─── INPUT MATERIAL ───

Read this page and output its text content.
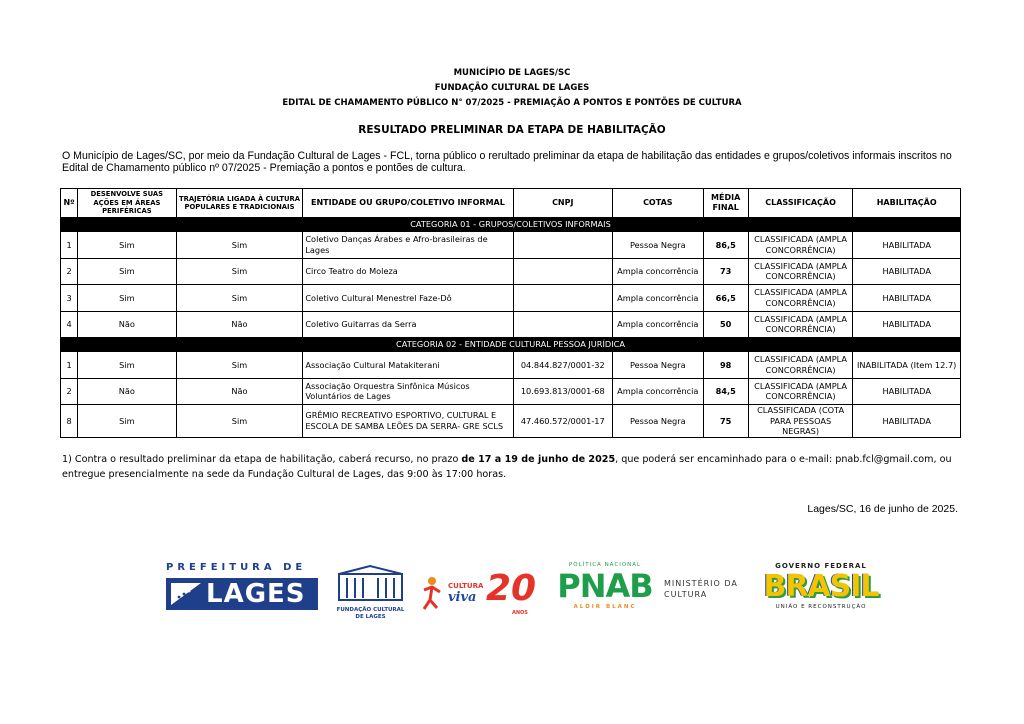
MUNICÍPIO DE LAGES/SC
FUNDAÇÃO CULTURAL DE LAGES
EDITAL DE CHAMAMENTO PÚBLICO N° 07/2025 - PREMIAÇÃO A PONTOS E PONTÕES DE CULTURA
RESULTADO PRELIMINAR DA ETAPA DE HABILITAÇÃO
O Município de Lages/SC, por meio da Fundação Cultural de Lages - FCL, torna público o rerultado preliminar da etapa de habilitação das entidades e grupos/coletivos informais inscritos no Edital de Chamamento público nº 07/2025 - Premiação a pontos e pontões de cultura.
Nº	DESENVOLVE SUAS AÇÕES EM ÁREAS PERIFÉRICAS	TRAJETÓRIA LIGADA À CULTURA POPULARES E TRADICIONAIS	ENTIDADE OU GRUPO/COLETIVO INFORMAL	CNPJ	COTAS	MÉDIA FINAL	CLASSIFICAÇÃO	HABILITAÇÃO
CATEGORIA 01 - GRUPOS/COLETIVOS INFORMAIS								
1	Sim	Sim	Coletivo Danças Árabes e Afro-brasileiras de Lages		Pessoa Negra	86,5	CLASSIFICADA (AMPLA CONCORRÊNCIA)	HABILITADA
2	Sim	Sim	Circo Teatro do Moleza		Ampla concorrência	73	CLASSIFICADA (AMPLA CONCORRÊNCIA)	HABILITADA
3	Sim	Sim	Coletivo Cultural Menestrel Faze-Dô		Ampla concorrência	66,5	CLASSIFICADA (AMPLA CONCORRÊNCIA)	HABILITADA
4	Não	Não	Coletivo Guitarras da Serra		Ampla concorrência	50	CLASSIFICADA (AMPLA CONCORRÊNCIA)	HABILITADA
CATEGORIA 02 - ENTIDADE CULTURAL PESSOA JURÍDICA								
1	Sim	Sim	Associação Cultural Matakiterani	04.844.827/0001-32	Pessoa Negra	98	CLASSIFICADA (AMPLA CONCORRÊNCIA)	INABILITADA (Item 12.7)
2	Não	Não	Associação Orquestra Sinfônica Músicos Voluntários de Lages	10.693.813/0001-68	Ampla concorrência	84,5	CLASSIFICADA (AMPLA CONCORRÊNCIA)	HABILITADA
8	Sim	Sim	GRÊMIO RECREATIVO ESPORTIVO, CULTURAL E ESCOLA DE SAMBA LEÕES DA SERRA- GRE SCLS	47.460.572/0001-17	Pessoa Negra	75	CLASSIFICADA (COTA PARA PESSOAS NEGRAS)	HABILITADA
1) Contra o resultado preliminar da etapa de habilitação, caberá recurso, no prazo de 17 a 19 de junho de 2025, que poderá ser encaminhado para o e-mail: pnab.fcl@gmail.com, ou entregue presencialmente na sede da Fundação Cultural de Lages, das 9:00 às 17:00 horas.
Lages/SC, 16 de junho de 2025.
PREFEITURA DE
LAGES
FUNDAÇÃO CULTURAL
DE LAGES
CULTURA
viva 20
ANOS
POLÍTICA NACIONAL
PNAB
ALDIR BLANC
MINISTÉRIO DA
CULTURA
GOVERNO FEDERAL
BRASIL
UNIÃO E RECONSTRUÇÃO
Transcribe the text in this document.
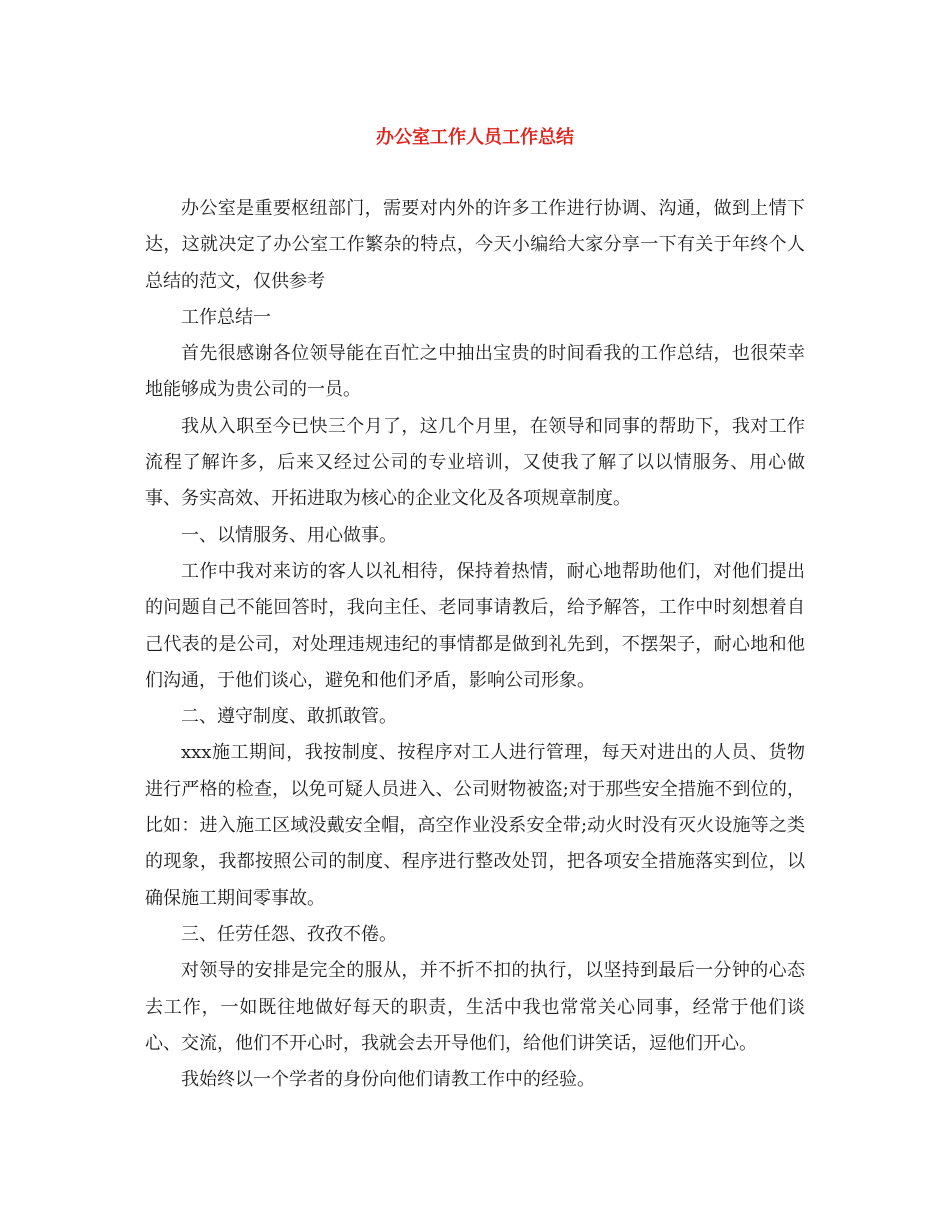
办公室工作人员工作总结

办公室是重要枢纽部门，需要对内外的许多工作进行协调、沟通，做到上情下达，这就决定了办公室工作繁杂的特点，今天小编给大家分享一下有关于年终个人总结的范文，仅供参考

工作总结一

首先很感谢各位领导能在百忙之中抽出宝贵的时间看我的工作总结，也很荣幸地能够成为贵公司的一员。

我从入职至今已快三个月了，这几个月里，在领导和同事的帮助下，我对工作流程了解许多，后来又经过公司的专业培训，又使我了解了以以情服务、用心做事、务实高效、开拓进取为核心的企业文化及各项规章制度。

一、以情服务、用心做事。

工作中我对来访的客人以礼相待，保持着热情，耐心地帮助他们，对他们提出的问题自己不能回答时，我向主任、老同事请教后，给予解答，工作中时刻想着自己代表的是公司，对处理违规违纪的事情都是做到礼先到，不摆架子，耐心地和他们沟通，于他们谈心，避免和他们矛盾，影响公司形象。

二、遵守制度、敢抓敢管。

xxx施工期间，我按制度、按程序对工人进行管理，每天对进出的人员、货物进行严格的检查，以免可疑人员进入、公司财物被盗;对于那些安全措施不到位的，比如：进入施工区域没戴安全帽，高空作业没系安全带;动火时没有灭火设施等之类的现象，我都按照公司的制度、程序进行整改处罚，把各项安全措施落实到位，以确保施工期间零事故。

三、任劳任怨、孜孜不倦。

对领导的安排是完全的服从，并不折不扣的执行，以坚持到最后一分钟的心态去工作，一如既往地做好每天的职责，生活中我也常常关心同事，经常于他们谈心、交流，他们不开心时，我就会去开导他们，给他们讲笑话，逗他们开心。

我始终以一个学者的身份向他们请教工作中的经验。
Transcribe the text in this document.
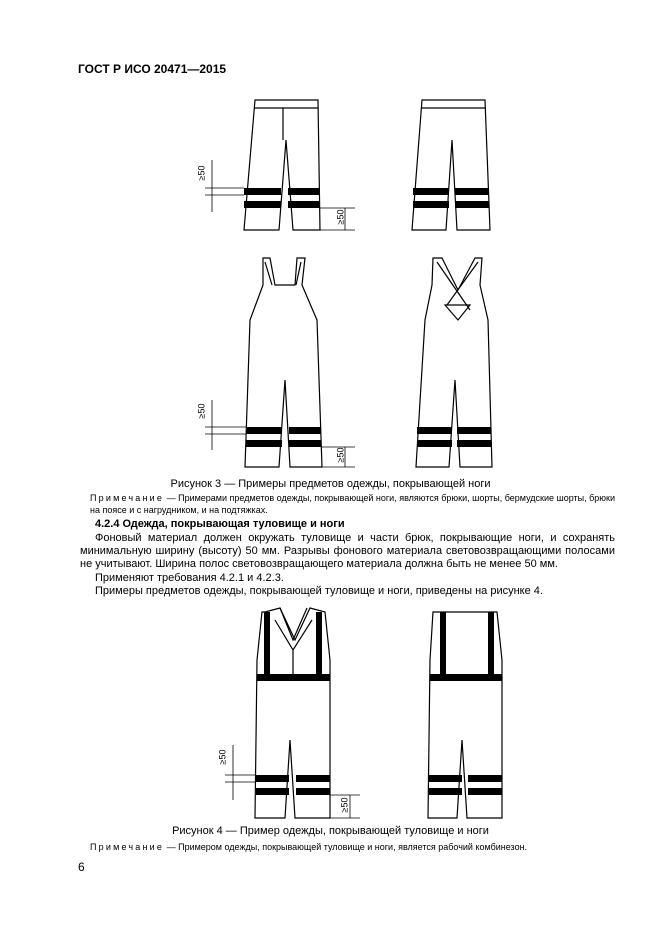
ГОСТ Р ИСО 20471—2015
≥50
≥50
≥50
≥50
Рисунок 3 — Примеры предметов одежды, покрывающей ноги
Примечание — Примерами предметов одежды, покрывающей ноги, являются брюки, шорты, бермудские шорты, брюки на поясе и с нагрудником, и на подтяжках.
4.2.4 Одежда, покрывающая туловище и ноги
Фоновый материал должен окружать туловище и части брюк, покрывающие ноги, и сохранять минимальную ширину (высоту) 50 мм. Разрывы фонового материала световозвращающими полосами не учитывают. Ширина полос световозвращающего материала должна быть не менее 50 мм.
Применяют требования 4.2.1 и 4.2.3.
Примеры предметов одежды, покрывающей туловище и ноги, приведены на рисунке 4.
≥50
≥50
Рисунок 4 — Пример одежды, покрывающей туловище и ноги
Примечание — Примером одежды, покрывающей туловище и ноги, является рабочий комбинезон.
6
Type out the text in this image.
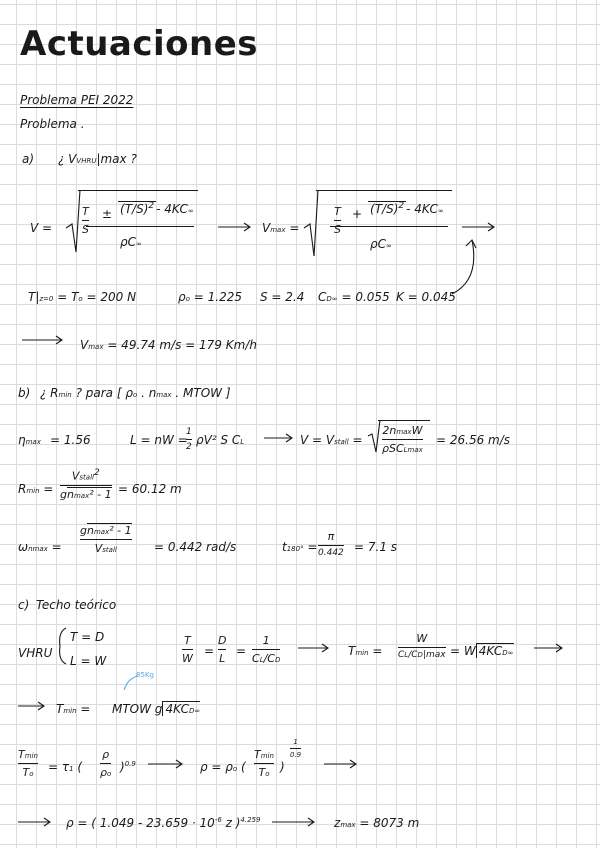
Actuaciones
Problema PEI 2022
Problema .
a) ¿ VVHRU|max ?
V =
T
S
± $(T/S)^2 - 4KC\infty$
ρC∞
Vmax =
T
S
+ $(T/S)^2 - 4KC\infty$
ρC∞
T|z=0 = To = 200 N	ρo = 1.225 S = 2.4 CD∞ = 0.055 K = 0.045
Vmax = 49.74 m/s = 179 Km/h
b) ¿ Rmin ? para [ ρo . nmax . MTOW ]
ηmax = 1.56	L = nW =
1
2 ρV² S CL	V = Vstall =
2nmaxW
ρSCLmax
= 26.56 m/s
Rmin =
Vstall$^2$
gnmax² - 1 = 60.12 m
ωnmax =
gnmax² - 1
Vstall	= 0.442 rad/s	t180° =
π
0.442 = 7.1 s
c) Techo teórico
VHRU
T = D
L = W
T
W
=
D
L
=
1
CL/CD
Tmin =
W
CL/CD|max = W 4KCD∞
85Kg
Tmin = MTOW g 4KCD∞
Tmin
To = τ1 (
ρ
ρo )$^{0.9}$	ρ = ρo (
Tmin
To )
1
0.9
ρ = ( $1.049 - 23.659 \cdot 10^{-6}$ z )$^{4.259}$	zmax = 8073 m
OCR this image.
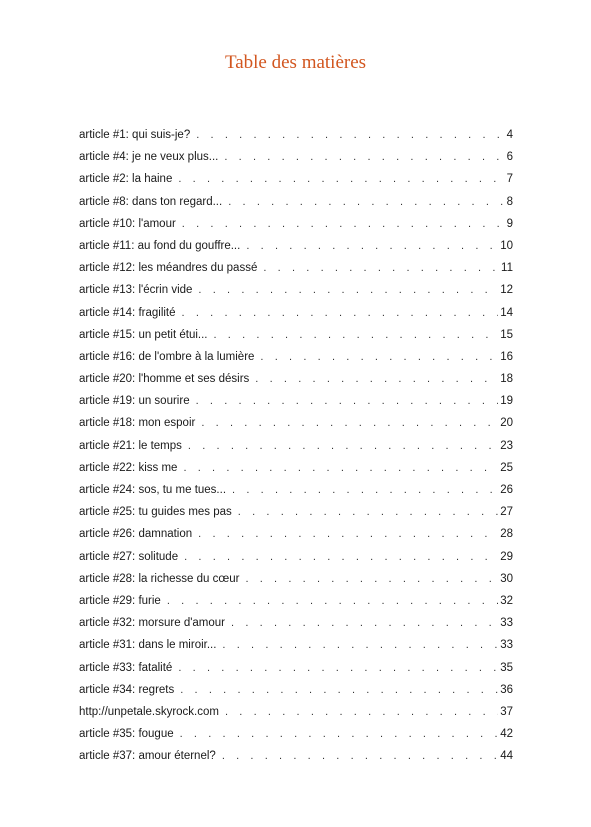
Table des matières
article #1: qui suis-je? . . .	4
article #4: je ne veux plus... . . .	6
article #2: la haine . . .	7
article #8: dans ton regard... . . .	8
article #10: l'amour . . .	9
article #11: au fond du gouffre... . . .	10
article #12: les méandres du passé . . .	11
article #13: l'écrin vide . . .	12
article #14: fragilité . . .	14
article #15: un petit étui... . . .	15
article #16: de l'ombre à la lumière . . .	16
article #20: l'homme et ses désirs . . .	18
article #19: un sourire . . .	19
article #18: mon espoir . . .	20
article #21: le temps . . .	23
article #22: kiss me . . .	25
article #24: sos, tu me tues... . . .	26
article #25: tu guides mes pas . . .	27
article #26: damnation . . .	28
article #27: solitude . . .	29
article #28: la richesse du cœur . . .	30
article #29: furie . . .	32
article #32: morsure d'amour . . .	33
article #31: dans le miroir... . . .	33
article #33: fatalité . . .	35
article #34: regrets . . .	36
http://unpetale.skyrock.com . . .	37
article #35: fougue . . .	42
article #37: amour éternel? . . .	44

───

WHAT THE TASK REQUIRES: Copy every line in the listing above where the string "this" turns up.

CORRECT ANSWER:
Read this page and output its text content.
Transcribe the text in this document.
Transcribe the text in this document.
Type out the text in this image.
OCR this image.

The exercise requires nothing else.